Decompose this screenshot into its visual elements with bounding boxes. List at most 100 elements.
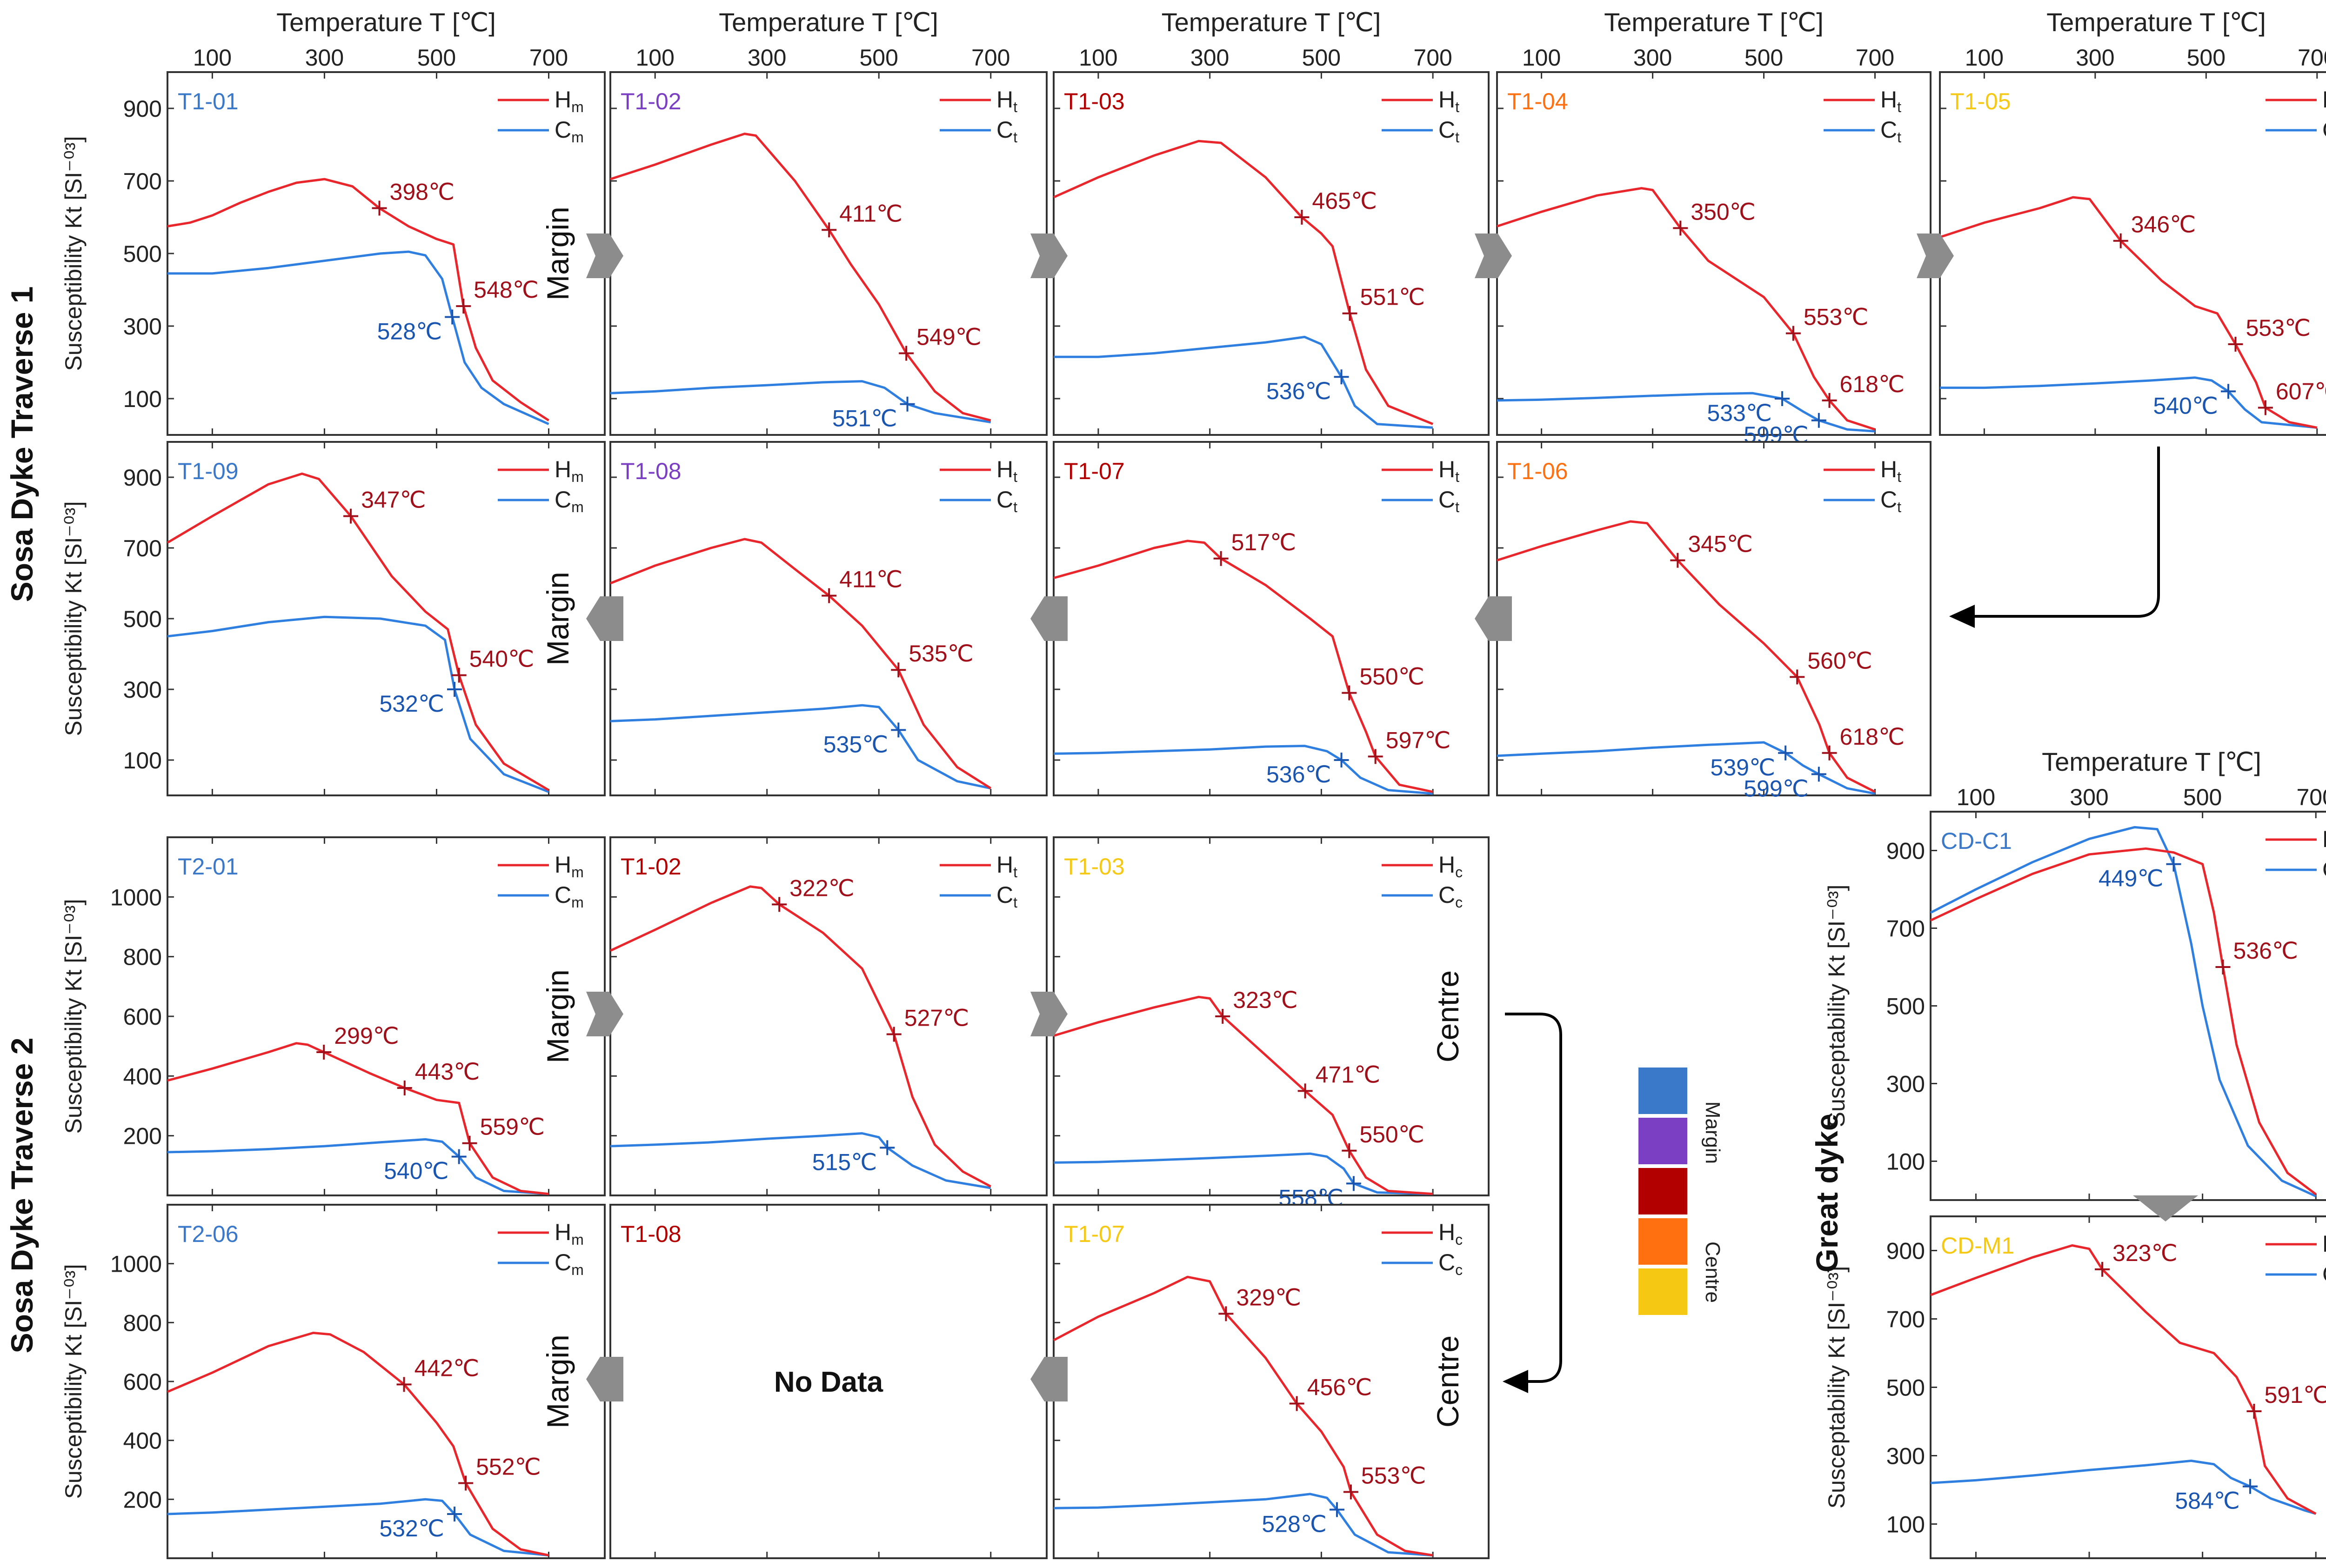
transition-label: 515℃ bbox=[812, 1149, 877, 1175]
legend-subscript: t bbox=[1455, 499, 1459, 515]
y-tick-label: 400 bbox=[123, 1063, 162, 1089]
flow-arrow-right-icon bbox=[1917, 234, 1954, 278]
transition-marker bbox=[1289, 1396, 1304, 1411]
transition-label: 532℃ bbox=[379, 691, 444, 717]
heating-curve bbox=[1053, 540, 1433, 793]
legend-subscript: c bbox=[1455, 1231, 1463, 1248]
transition-label: 528℃ bbox=[1262, 1511, 1327, 1537]
transition-label: 465℃ bbox=[1312, 188, 1377, 214]
transition-label: 329℃ bbox=[1236, 1284, 1301, 1310]
heating-curve bbox=[1053, 1275, 1433, 1557]
transition-marker bbox=[2221, 384, 2236, 399]
row-label-great-dyke: Great dyke bbox=[1810, 1114, 1844, 1272]
transition-marker bbox=[316, 1045, 332, 1060]
y-tick-label: 900 bbox=[123, 96, 162, 122]
transition-marker bbox=[772, 897, 787, 912]
legend-heating-label: Hm bbox=[2322, 826, 2326, 855]
heating-curve bbox=[1939, 196, 2318, 429]
transition-marker bbox=[2242, 1479, 2258, 1494]
x-tick-label: 100 bbox=[1957, 784, 1995, 810]
y-tick-label: 700 bbox=[1886, 1307, 1925, 1333]
cooling-curve bbox=[1054, 335, 1433, 429]
y-axis-title: Susceptibility Kt [SI⁻⁰³] bbox=[60, 501, 87, 736]
panel-t1-09: 100 300 500 700 900 Susceptibility Kt [SI⁻⁰³]… bbox=[60, 441, 606, 796]
legend-swatch bbox=[1638, 1068, 1687, 1114]
arrowhead-left-icon bbox=[1503, 1370, 1528, 1393]
y-tick-label: 100 bbox=[1886, 1149, 1925, 1175]
legend-subscript: m bbox=[571, 468, 584, 485]
x-tick-label: 700 bbox=[1413, 45, 1452, 71]
legend-swatch bbox=[1638, 1168, 1687, 1214]
cooling-curve bbox=[610, 1132, 991, 1189]
panel-id: T1-03 bbox=[1064, 88, 1125, 114]
transition-marker bbox=[2113, 233, 2128, 248]
x-tick-label: 500 bbox=[1744, 45, 1783, 71]
transition-marker bbox=[445, 309, 460, 325]
legend-subscript: t bbox=[1013, 129, 1017, 146]
side-label-margin: Margin bbox=[2324, 958, 2326, 1052]
y-tick-label: 300 bbox=[123, 677, 162, 703]
transition-label: 536℃ bbox=[1266, 378, 1331, 404]
panel-id: T1-08 bbox=[621, 458, 682, 484]
transition-marker bbox=[1368, 749, 1383, 764]
transition-label: 449℃ bbox=[2099, 866, 2164, 892]
legend-swatch bbox=[1638, 1118, 1687, 1164]
transition-marker bbox=[372, 200, 387, 216]
row-label-traverse-1: Sosa Dyke Traverse 1 bbox=[5, 287, 39, 602]
y-tick-label: 500 bbox=[1886, 994, 1925, 1020]
y-axis-title: Susceptibility Kt [SI⁻⁰³] bbox=[60, 136, 87, 371]
transition-label: 591℃ bbox=[2264, 1382, 2326, 1408]
panel-id: T2-06 bbox=[178, 1221, 239, 1247]
transition-label: 299℃ bbox=[334, 1023, 399, 1049]
panel-t1-08: T1-08 No Data bbox=[609, 1204, 1048, 1559]
x-tick-label: 700 bbox=[1856, 45, 1894, 71]
y-tick-label: 600 bbox=[123, 1004, 162, 1030]
legend-subscript: c bbox=[1455, 894, 1463, 911]
y-tick-label: 100 bbox=[1886, 1512, 1925, 1538]
transition-marker bbox=[1670, 553, 1685, 568]
transition-label: 536℃ bbox=[1266, 761, 1331, 787]
cooling-curve bbox=[167, 1138, 549, 1195]
flow-arrow-right-icon bbox=[1475, 234, 1512, 278]
transition-marker bbox=[451, 1149, 467, 1164]
x-tick-label: 300 bbox=[2070, 784, 2108, 810]
transition-label: 551℃ bbox=[832, 406, 897, 432]
transition-label: 560℃ bbox=[1807, 647, 1872, 674]
flow-bracket-arrow bbox=[1968, 447, 2160, 618]
y-tick-label: 700 bbox=[1886, 916, 1925, 942]
transition-marker bbox=[2258, 400, 2273, 415]
x-tick-label: 100 bbox=[1965, 45, 2004, 71]
transition-label: 322℃ bbox=[789, 875, 855, 901]
legend-subscript: m bbox=[571, 129, 584, 146]
y-tick-label: 200 bbox=[123, 1123, 162, 1149]
legend-subscript: t bbox=[1013, 499, 1017, 515]
transition-marker bbox=[343, 508, 359, 524]
transition-marker bbox=[900, 396, 915, 412]
legend-cooling-label: Cc bbox=[1438, 1249, 1463, 1278]
flow-arrow-left-icon bbox=[586, 596, 623, 641]
legend-subscript: t bbox=[1013, 468, 1017, 485]
transition-label: 597℃ bbox=[1386, 727, 1451, 753]
legend-heating-label: Hc bbox=[2322, 1231, 2326, 1260]
x-tick-label: 500 bbox=[1302, 45, 1341, 71]
y-tick-label: 700 bbox=[123, 168, 162, 194]
panel-id: CD-C1 bbox=[1941, 828, 2012, 854]
transition-label: 535℃ bbox=[909, 641, 974, 667]
y-tick-label: 300 bbox=[1886, 1443, 1925, 1469]
transition-marker bbox=[1778, 745, 1793, 761]
no-data-label: No Data bbox=[774, 1366, 883, 1398]
transition-marker bbox=[1774, 391, 1790, 406]
panel-id: T1-07 bbox=[1064, 458, 1125, 484]
y-tick-label: 300 bbox=[123, 314, 162, 340]
transition-marker bbox=[1297, 1083, 1313, 1099]
transition-label: 346℃ bbox=[2131, 212, 2196, 238]
legend-subscript: m bbox=[571, 894, 584, 911]
transition-label: 517℃ bbox=[1231, 529, 1297, 555]
side-label-margin: Margin bbox=[541, 572, 575, 666]
cooling-curve bbox=[167, 615, 549, 793]
flow-arrow-left-icon bbox=[1030, 596, 1068, 641]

• **WHAT IS NEEDED**
Convert every line in the rows above into a numbered list, skipping blank lines and leaving out the pictures.

• **ANSWER TO THE EXERCISE**
1. Decompose this screenshot into its visual elements with bounding boxes. List at most 100 elements.
2. transition-label: 515℃ bbox=[812, 1149, 877, 1175]
3. legend-subscript: t bbox=[1455, 499, 1459, 515]
4. y-tick-label: 400 bbox=[123, 1063, 162, 1089]
5. flow-arrow-right-icon bbox=[1917, 234, 1954, 278]
6. transition-marker bbox=[1289, 1396, 1304, 1411]
7. transition-label: 532℃ bbox=[379, 691, 444, 717]
8. heating-curve bbox=[1053, 540, 1433, 793]
9. legend-subscript: c bbox=[1455, 1231, 1463, 1248]
10. transition-label: 528℃ bbox=[1262, 1511, 1327, 1537]
11. transition-label: 465℃ bbox=[1312, 188, 1377, 214]
12. transition-label: 329℃ bbox=[1236, 1284, 1301, 1310]
13. heating-curve bbox=[1053, 1275, 1433, 1557]
14. transition-marker bbox=[2221, 384, 2236, 399]
15. row-label-great-dyke: Great dyke bbox=[1810, 1114, 1844, 1272]
16. transition-marker bbox=[316, 1045, 332, 1060]
17. y-tick-label: 900 bbox=[123, 96, 162, 122]
18. transition-marker bbox=[772, 897, 787, 912]
19. legend-heating-label: Hm bbox=[2322, 826, 2326, 855]
20. heating-curve bbox=[1939, 196, 2318, 429]
21. transition-marker bbox=[2242, 1479, 2258, 1494]
22. x-tick-label: 100 bbox=[1957, 784, 1995, 810]
23. y-tick-label: 700 bbox=[1886, 1307, 1925, 1333]
24. cooling-curve bbox=[1054, 335, 1433, 429]
25. y-axis-title: Susceptibility Kt [SI⁻⁰³] bbox=[60, 501, 87, 736]
26. panel-t1-09: 100 300 500 700 900 Susceptibility Kt [SI⁻⁰³]… bbox=[60, 441, 606, 796]
27. legend-swatch bbox=[1638, 1068, 1687, 1114]
28. arrowhead-left-icon bbox=[1503, 1370, 1528, 1393]
29. y-tick-label: 100 bbox=[1886, 1149, 1925, 1175]
30. legend-subscript: m bbox=[571, 468, 584, 485]
31. x-tick-label: 700 bbox=[1413, 45, 1452, 71]
32. legend-swatch bbox=[1638, 1168, 1687, 1214]
33. cooling-curve bbox=[610, 1132, 991, 1189]
34. panel-id: T1-03 bbox=[1064, 88, 1125, 114]
35. transition-marker bbox=[2113, 233, 2128, 248]
36. x-tick-label: 500 bbox=[1744, 45, 1783, 71]
37. transition-marker bbox=[445, 309, 460, 325]
38. legend-subscript: t bbox=[1013, 129, 1017, 146]
39. side-label-margin: Margin bbox=[2324, 958, 2326, 1052]
40. y-tick-label: 300 bbox=[123, 677, 162, 703]
41. transition-label: 536℃ bbox=[1266, 378, 1331, 404]
42. panel-id: T1-08 bbox=[621, 458, 682, 484]
43. transition-marker bbox=[1368, 749, 1383, 764]
44. transition-label: 449℃ bbox=[2099, 866, 2164, 892]
45. legend-swatch bbox=[1638, 1118, 1687, 1164]
46. transition-marker bbox=[372, 200, 387, 216]
47. row-label-traverse-1: Sosa Dyke Traverse 1 bbox=[5, 287, 39, 602]
48. y-tick-label: 500 bbox=[1886, 994, 1925, 1020]
49. y-axis-title: Susceptibility Kt [SI⁻⁰³] bbox=[60, 136, 87, 371]
50. transition-label: 591℃ bbox=[2264, 1382, 2326, 1408]
51. panel-id: T2-06 bbox=[178, 1221, 239, 1247]
52. transition-label: 299℃ bbox=[334, 1023, 399, 1049]
53. panel-t1-08: T1-08 No Data bbox=[609, 1204, 1048, 1559]
54. x-tick-label: 700 bbox=[1856, 45, 1894, 71]
55. y-tick-label: 600 bbox=[123, 1004, 162, 1030]
56. legend-subscript: c bbox=[1455, 894, 1463, 911]
57. y-tick-label: 100 bbox=[1886, 1512, 1925, 1538]
58. transition-marker bbox=[1670, 553, 1685, 568]
59. transition-label: 536℃ bbox=[1266, 761, 1331, 787]
60. cooling-curve bbox=[167, 1138, 549, 1195]
61. flow-arrow-right-icon bbox=[1475, 234, 1512, 278]
62. transition-marker bbox=[451, 1149, 467, 1164]
63. x-tick-label: 300 bbox=[2070, 784, 2108, 810]
64. transition-label: 551℃ bbox=[832, 406, 897, 432]
65. transition-label: 560℃ bbox=[1807, 647, 1872, 674]
66. flow-bracket-arrow bbox=[1968, 447, 2160, 618]
67. y-tick-label: 700 bbox=[1886, 916, 1925, 942]
68. transition-marker bbox=[2258, 400, 2273, 415]
69. x-tick-label: 100 bbox=[1965, 45, 2004, 71]
70. transition-label: 322℃ bbox=[789, 875, 855, 901]
71. legend-subscript: m bbox=[571, 129, 584, 146]
72. y-tick-label: 200 bbox=[123, 1123, 162, 1149]
73. legend-subscript: t bbox=[1013, 499, 1017, 515]
74. transition-marker bbox=[343, 508, 359, 524]
75. transition-marker bbox=[900, 396, 915, 412]
76. legend-cooling-label: Cc bbox=[1438, 1249, 1463, 1278]
77. flow-arrow-left-icon bbox=[586, 596, 623, 641]
78. legend-subscript: t bbox=[1013, 468, 1017, 485]
79. transition-label: 597℃ bbox=[1386, 727, 1451, 753]
80. legend-heating-label: Hc bbox=[2322, 1231, 2326, 1260]
81. x-tick-label: 500 bbox=[1302, 45, 1341, 71]
82. y-tick-label: 700 bbox=[123, 168, 162, 194]
83. panel-id: CD-C1 bbox=[1941, 828, 2012, 854]
84. transition-label: 535℃ bbox=[909, 641, 974, 667]
85. y-tick-label: 300 bbox=[1886, 1443, 1925, 1469]
86. transition-marker bbox=[1778, 745, 1793, 761]
87. no-data-label: No Data bbox=[774, 1366, 883, 1398]
88. transition-marker bbox=[1774, 391, 1790, 406]
89. panel-id: T1-07 bbox=[1064, 458, 1125, 484]
90. y-tick-label: 300 bbox=[123, 314, 162, 340]
91. transition-marker bbox=[1297, 1083, 1313, 1099]
92. transition-label: 346℃ bbox=[2131, 212, 2196, 238]
93. legend-subscript: m bbox=[571, 894, 584, 911]
94. transition-label: 517℃ bbox=[1231, 529, 1297, 555]
95. side-label-margin: Margin bbox=[541, 572, 575, 666]
96. cooling-curve bbox=[167, 615, 549, 793]
97. flow-arrow-left-icon bbox=[1030, 596, 1068, 641]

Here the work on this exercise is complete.